> [TO BE DONE] Select, from the material below, each line with "JSON" in it.

> [MATERIAL FOR THIS TASK]
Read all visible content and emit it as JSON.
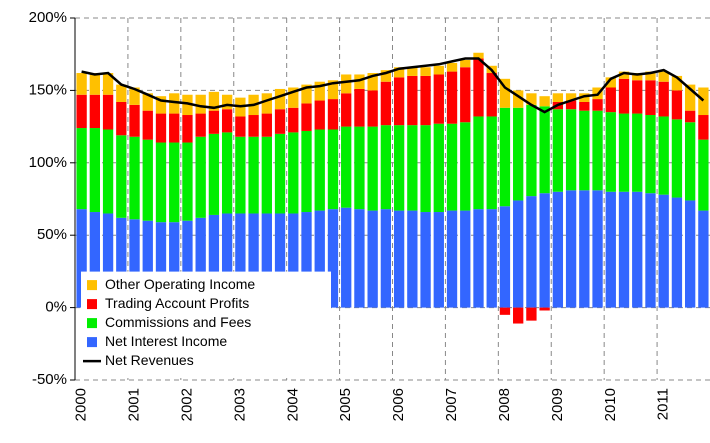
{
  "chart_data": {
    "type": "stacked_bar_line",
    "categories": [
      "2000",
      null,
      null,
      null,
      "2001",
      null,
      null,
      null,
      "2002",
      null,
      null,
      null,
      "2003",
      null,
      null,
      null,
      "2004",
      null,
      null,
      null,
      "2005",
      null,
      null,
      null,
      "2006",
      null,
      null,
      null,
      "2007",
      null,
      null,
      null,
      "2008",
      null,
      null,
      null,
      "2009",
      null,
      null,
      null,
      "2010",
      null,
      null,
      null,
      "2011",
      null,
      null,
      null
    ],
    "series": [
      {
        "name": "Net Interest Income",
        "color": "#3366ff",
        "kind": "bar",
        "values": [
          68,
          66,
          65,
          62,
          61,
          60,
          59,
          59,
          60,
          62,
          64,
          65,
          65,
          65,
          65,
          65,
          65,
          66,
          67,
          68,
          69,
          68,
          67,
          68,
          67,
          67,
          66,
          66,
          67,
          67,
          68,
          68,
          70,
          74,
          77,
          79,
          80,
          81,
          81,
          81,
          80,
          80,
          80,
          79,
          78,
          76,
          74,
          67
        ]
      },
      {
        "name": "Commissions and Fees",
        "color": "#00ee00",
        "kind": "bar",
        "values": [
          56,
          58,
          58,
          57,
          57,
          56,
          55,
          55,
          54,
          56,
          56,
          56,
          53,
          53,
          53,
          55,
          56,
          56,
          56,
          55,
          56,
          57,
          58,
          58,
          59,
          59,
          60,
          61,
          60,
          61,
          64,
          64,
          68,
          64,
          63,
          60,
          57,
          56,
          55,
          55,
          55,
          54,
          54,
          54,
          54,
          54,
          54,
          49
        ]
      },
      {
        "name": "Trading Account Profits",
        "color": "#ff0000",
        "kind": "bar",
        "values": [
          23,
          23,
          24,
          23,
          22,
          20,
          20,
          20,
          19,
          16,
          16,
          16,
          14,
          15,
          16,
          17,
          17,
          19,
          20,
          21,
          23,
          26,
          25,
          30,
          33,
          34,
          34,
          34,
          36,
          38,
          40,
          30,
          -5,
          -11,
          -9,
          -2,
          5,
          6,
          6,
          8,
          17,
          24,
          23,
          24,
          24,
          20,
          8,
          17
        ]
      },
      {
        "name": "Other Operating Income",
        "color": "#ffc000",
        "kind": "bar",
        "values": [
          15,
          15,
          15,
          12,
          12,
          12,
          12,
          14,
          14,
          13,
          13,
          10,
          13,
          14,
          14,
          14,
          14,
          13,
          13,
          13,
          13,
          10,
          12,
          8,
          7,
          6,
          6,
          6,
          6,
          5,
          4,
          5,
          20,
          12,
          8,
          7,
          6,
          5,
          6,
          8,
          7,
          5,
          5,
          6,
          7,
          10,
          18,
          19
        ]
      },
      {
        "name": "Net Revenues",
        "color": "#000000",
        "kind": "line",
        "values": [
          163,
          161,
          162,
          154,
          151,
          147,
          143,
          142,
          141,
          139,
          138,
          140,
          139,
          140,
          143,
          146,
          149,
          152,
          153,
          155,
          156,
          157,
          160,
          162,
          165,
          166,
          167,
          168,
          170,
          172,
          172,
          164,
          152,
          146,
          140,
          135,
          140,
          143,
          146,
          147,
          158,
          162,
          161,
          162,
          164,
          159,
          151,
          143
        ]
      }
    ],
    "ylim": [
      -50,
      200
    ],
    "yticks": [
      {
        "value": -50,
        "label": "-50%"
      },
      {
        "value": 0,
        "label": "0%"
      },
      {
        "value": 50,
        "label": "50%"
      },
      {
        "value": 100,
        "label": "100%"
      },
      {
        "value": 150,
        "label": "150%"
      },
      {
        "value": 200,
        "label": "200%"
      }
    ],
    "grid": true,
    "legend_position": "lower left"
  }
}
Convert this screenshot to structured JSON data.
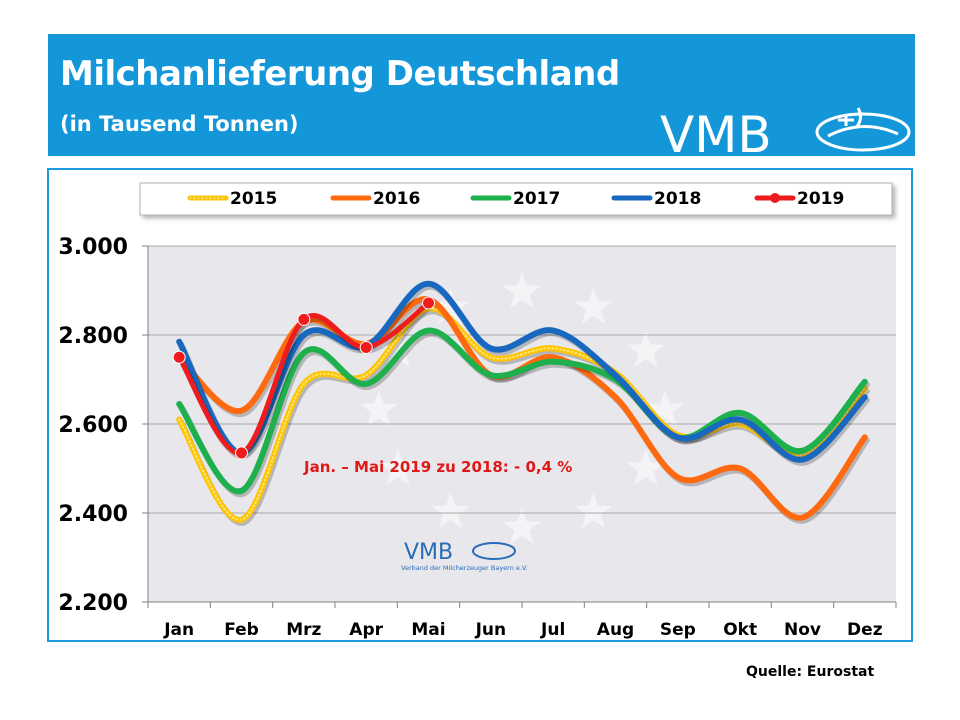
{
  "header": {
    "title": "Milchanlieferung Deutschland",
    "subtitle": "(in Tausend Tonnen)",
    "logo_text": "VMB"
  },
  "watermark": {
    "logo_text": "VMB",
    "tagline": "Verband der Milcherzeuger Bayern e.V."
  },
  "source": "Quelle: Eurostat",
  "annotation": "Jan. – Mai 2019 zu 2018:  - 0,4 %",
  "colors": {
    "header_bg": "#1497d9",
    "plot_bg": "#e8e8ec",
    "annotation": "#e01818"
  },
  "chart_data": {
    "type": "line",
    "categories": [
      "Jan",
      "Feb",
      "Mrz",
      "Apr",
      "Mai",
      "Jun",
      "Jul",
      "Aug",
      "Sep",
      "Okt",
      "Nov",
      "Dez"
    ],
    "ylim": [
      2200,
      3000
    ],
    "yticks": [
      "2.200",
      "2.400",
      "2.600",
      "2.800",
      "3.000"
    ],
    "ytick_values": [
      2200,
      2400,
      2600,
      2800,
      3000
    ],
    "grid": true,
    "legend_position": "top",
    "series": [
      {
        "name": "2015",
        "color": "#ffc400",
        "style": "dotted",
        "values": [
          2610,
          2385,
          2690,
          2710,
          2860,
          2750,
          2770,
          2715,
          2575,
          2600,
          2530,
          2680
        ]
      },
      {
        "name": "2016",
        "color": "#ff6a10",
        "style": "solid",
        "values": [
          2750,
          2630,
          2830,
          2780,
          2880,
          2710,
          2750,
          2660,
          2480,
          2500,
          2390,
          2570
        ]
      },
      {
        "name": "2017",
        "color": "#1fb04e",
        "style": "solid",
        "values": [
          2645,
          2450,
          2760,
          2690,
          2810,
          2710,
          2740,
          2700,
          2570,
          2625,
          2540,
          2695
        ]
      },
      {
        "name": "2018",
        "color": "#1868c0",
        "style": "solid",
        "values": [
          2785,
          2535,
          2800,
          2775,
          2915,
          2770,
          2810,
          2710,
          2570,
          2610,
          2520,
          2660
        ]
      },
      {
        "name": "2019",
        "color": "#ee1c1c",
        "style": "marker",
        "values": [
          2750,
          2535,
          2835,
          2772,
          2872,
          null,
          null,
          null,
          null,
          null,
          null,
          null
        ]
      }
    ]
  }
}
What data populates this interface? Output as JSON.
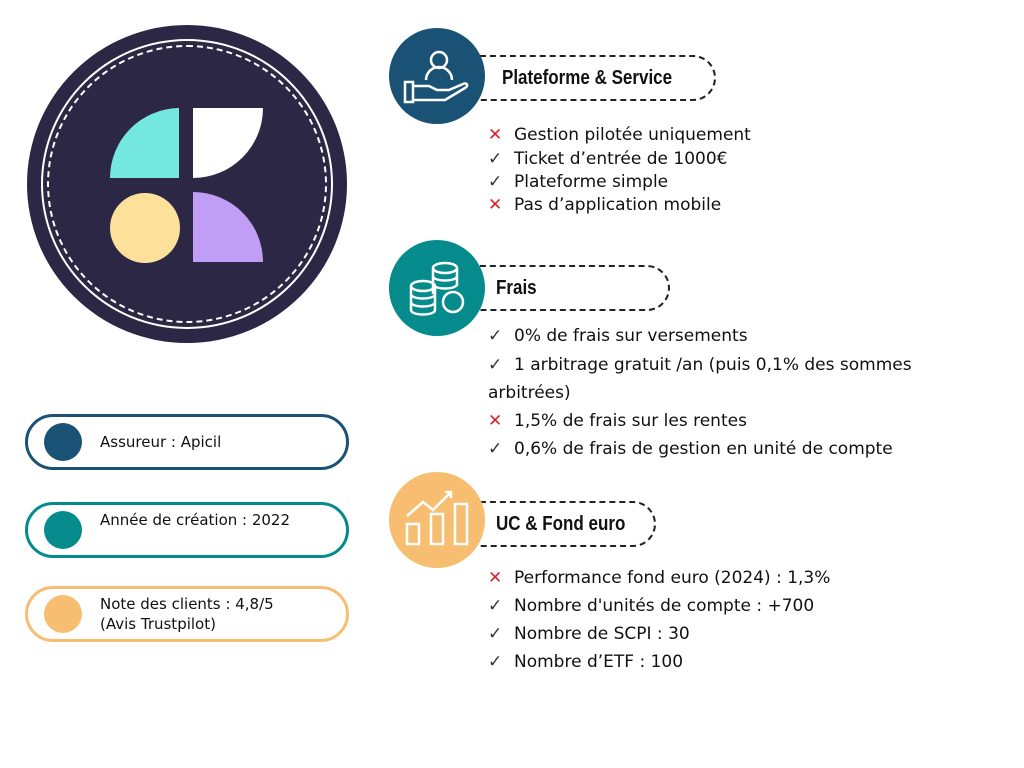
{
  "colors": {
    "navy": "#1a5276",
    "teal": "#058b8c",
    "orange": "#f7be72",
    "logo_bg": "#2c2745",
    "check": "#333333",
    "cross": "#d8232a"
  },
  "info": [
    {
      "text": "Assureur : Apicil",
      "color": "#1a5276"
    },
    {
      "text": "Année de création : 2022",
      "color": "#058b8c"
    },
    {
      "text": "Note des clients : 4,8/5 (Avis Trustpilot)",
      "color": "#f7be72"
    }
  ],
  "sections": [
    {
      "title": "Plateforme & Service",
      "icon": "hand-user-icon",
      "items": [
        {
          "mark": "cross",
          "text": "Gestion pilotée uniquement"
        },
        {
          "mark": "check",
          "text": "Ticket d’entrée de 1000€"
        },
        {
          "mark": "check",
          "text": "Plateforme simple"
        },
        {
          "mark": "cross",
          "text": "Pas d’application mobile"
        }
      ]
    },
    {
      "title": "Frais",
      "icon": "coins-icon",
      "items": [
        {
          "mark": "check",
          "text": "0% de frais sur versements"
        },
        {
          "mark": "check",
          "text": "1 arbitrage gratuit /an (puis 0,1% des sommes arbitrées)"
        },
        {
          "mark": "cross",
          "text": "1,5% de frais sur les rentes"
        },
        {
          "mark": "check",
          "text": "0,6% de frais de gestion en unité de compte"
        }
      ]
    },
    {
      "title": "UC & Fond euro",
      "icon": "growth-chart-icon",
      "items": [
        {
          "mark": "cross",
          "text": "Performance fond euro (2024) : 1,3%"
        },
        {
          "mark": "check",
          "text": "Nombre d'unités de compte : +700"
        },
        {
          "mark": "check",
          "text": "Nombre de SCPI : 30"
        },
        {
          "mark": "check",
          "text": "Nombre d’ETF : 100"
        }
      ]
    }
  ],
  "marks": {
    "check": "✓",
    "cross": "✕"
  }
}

> [TASK ANSWER]
Read all visible content and emit it as JSON.
Convert this screenshot to structured JSON data.
What data populates this interface? Output as JSON.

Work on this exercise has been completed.